§ Task statement
In the entries, find all lines that hold the word "Niska" and copy them.

§ Entries
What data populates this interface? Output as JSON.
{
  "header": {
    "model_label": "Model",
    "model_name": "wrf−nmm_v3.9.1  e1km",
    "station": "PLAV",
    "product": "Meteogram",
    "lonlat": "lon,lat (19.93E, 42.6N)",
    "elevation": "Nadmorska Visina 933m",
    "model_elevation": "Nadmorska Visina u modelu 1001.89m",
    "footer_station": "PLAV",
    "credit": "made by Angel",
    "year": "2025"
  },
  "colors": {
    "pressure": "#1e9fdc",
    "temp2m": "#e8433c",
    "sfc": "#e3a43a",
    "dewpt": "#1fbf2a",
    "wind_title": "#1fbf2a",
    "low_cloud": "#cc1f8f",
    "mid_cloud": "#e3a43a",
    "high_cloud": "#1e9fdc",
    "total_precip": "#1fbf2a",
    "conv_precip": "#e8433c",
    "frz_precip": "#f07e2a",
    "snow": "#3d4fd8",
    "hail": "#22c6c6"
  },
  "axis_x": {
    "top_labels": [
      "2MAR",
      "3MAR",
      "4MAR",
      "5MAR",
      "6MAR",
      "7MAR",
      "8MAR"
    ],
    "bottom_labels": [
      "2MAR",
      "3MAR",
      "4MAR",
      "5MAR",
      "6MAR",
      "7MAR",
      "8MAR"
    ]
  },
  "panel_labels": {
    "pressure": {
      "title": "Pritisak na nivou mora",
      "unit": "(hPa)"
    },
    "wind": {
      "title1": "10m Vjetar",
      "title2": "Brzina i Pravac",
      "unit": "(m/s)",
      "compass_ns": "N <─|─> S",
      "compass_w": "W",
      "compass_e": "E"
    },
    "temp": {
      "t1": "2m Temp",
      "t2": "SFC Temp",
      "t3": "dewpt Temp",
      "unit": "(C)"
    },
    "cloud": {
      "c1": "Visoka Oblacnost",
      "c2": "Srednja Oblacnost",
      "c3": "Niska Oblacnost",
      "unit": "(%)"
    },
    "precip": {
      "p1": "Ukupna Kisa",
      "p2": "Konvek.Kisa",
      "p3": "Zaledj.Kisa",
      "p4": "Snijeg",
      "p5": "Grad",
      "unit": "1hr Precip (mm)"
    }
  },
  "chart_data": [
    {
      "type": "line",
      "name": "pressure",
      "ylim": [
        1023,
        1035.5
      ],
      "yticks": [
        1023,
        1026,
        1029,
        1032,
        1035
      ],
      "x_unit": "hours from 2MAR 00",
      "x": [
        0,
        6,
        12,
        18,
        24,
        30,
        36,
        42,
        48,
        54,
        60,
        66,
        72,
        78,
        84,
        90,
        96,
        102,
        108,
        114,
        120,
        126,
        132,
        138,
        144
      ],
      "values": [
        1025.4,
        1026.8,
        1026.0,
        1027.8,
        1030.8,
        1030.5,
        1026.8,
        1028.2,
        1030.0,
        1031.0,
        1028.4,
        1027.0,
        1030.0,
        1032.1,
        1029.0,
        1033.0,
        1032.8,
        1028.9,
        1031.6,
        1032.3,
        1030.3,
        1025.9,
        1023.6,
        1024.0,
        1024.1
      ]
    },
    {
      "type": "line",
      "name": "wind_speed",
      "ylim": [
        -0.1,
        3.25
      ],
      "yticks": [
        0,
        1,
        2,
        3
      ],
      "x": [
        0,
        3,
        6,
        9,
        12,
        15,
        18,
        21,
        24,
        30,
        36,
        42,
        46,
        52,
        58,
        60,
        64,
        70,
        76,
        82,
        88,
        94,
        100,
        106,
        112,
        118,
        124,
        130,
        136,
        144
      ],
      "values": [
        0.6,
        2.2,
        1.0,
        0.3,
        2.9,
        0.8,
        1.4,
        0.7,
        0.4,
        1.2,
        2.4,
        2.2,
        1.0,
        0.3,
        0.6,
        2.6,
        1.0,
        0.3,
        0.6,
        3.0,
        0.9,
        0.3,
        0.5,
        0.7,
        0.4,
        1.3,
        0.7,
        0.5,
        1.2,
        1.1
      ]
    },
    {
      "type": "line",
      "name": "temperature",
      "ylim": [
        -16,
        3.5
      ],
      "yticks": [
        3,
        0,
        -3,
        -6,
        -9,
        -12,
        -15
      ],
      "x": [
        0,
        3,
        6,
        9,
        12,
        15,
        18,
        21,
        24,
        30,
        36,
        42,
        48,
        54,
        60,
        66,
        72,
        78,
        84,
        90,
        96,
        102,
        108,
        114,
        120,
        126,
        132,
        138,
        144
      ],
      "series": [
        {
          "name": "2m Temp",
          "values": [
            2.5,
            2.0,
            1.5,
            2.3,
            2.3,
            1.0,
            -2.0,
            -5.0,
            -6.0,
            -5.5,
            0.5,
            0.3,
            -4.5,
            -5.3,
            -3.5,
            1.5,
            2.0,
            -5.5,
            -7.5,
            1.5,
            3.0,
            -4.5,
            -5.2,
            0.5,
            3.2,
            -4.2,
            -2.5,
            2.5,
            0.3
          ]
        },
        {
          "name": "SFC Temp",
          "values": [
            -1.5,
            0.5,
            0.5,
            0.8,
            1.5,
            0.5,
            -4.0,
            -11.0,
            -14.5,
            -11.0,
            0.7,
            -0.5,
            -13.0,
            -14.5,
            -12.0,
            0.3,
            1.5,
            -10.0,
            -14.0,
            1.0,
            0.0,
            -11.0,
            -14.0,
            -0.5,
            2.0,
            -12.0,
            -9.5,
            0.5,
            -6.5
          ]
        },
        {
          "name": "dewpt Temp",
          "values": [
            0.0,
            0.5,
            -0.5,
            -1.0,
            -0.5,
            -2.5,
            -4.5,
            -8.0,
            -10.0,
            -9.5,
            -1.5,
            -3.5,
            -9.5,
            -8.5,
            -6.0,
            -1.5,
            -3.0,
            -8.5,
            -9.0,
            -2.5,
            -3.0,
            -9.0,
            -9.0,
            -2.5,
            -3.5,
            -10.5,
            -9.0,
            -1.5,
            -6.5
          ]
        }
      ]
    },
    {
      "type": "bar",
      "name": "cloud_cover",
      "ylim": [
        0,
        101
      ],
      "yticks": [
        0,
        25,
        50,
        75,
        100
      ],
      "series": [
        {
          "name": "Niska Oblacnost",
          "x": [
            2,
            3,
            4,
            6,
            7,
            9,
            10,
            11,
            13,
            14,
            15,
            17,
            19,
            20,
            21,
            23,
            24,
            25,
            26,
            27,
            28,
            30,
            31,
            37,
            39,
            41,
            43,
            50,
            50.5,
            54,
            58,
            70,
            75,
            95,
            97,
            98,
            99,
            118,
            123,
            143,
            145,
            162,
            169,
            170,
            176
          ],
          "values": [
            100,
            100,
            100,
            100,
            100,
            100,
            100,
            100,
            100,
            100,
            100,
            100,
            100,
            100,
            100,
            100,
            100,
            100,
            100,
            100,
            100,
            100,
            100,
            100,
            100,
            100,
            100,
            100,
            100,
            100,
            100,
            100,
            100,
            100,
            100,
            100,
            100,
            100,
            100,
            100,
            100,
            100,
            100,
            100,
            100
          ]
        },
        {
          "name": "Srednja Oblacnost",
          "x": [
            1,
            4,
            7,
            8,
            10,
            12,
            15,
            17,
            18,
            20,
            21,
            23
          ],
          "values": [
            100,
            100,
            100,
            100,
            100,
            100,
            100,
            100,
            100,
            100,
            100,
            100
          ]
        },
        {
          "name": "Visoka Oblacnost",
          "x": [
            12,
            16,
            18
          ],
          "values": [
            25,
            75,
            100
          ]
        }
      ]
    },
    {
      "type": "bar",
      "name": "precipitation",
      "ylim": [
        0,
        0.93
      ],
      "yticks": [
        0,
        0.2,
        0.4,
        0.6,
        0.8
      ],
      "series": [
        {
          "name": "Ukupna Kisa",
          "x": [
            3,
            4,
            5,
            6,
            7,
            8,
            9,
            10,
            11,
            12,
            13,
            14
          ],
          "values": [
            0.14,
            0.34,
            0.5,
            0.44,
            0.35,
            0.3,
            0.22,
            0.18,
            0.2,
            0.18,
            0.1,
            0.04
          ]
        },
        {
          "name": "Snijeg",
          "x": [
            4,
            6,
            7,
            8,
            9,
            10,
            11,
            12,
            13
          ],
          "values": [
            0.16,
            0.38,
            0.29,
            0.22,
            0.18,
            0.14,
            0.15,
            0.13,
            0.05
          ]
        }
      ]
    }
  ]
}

§ Complete output
      "c3": "Niska Oblacnost",
          "name": "Niska Oblacnost",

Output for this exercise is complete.